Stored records
▬▬▬▬▬▬▬▬▬▬

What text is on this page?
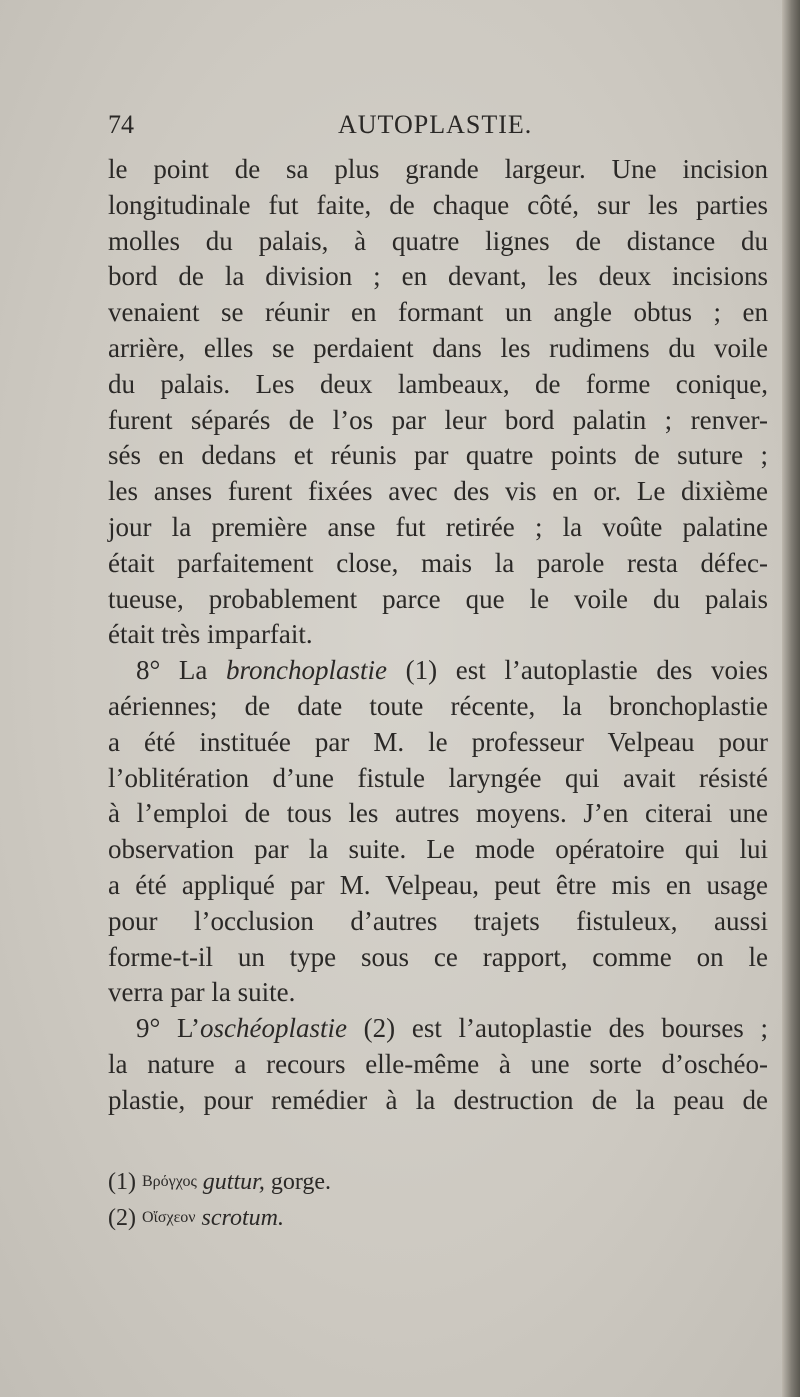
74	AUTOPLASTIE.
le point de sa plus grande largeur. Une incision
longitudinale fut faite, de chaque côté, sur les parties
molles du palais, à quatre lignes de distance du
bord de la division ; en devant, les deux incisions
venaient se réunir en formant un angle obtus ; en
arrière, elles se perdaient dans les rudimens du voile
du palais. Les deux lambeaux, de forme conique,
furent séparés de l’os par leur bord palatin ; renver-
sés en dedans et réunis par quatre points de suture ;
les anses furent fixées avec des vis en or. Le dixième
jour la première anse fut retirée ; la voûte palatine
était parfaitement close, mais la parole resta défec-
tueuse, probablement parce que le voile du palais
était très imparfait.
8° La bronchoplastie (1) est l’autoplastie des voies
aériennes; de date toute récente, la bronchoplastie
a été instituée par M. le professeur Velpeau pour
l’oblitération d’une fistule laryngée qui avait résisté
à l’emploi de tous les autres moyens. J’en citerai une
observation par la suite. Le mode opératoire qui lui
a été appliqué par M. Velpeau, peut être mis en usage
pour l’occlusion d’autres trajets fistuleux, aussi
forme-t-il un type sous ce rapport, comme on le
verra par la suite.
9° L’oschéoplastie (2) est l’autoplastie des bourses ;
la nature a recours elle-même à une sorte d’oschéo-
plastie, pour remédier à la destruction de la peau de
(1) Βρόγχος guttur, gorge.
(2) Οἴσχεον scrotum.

▬▬▬▬▬▬▬▬▬▬

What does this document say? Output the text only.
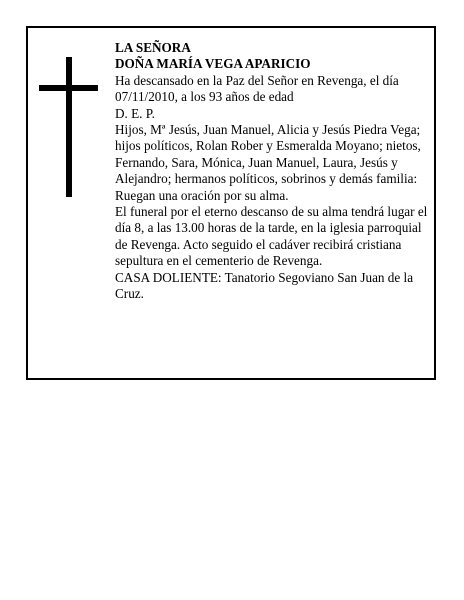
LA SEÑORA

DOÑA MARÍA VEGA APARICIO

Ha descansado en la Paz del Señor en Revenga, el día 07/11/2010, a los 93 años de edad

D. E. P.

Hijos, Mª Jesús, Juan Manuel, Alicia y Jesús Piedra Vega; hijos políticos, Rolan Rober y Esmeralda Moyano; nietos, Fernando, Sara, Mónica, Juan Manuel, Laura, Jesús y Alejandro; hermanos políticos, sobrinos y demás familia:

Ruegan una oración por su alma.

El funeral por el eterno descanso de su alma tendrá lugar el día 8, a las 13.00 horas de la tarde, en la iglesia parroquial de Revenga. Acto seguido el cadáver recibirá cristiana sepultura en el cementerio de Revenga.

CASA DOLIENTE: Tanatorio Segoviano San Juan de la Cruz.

▬▬▬▬▬▬▬▬▬▬

## Written task
Scan the listing above and copy all lines containing the word "voile".

## Answer
arrière, elles se perdaient dans les rudimens du voile
tueuse, probablement parce que le voile du palais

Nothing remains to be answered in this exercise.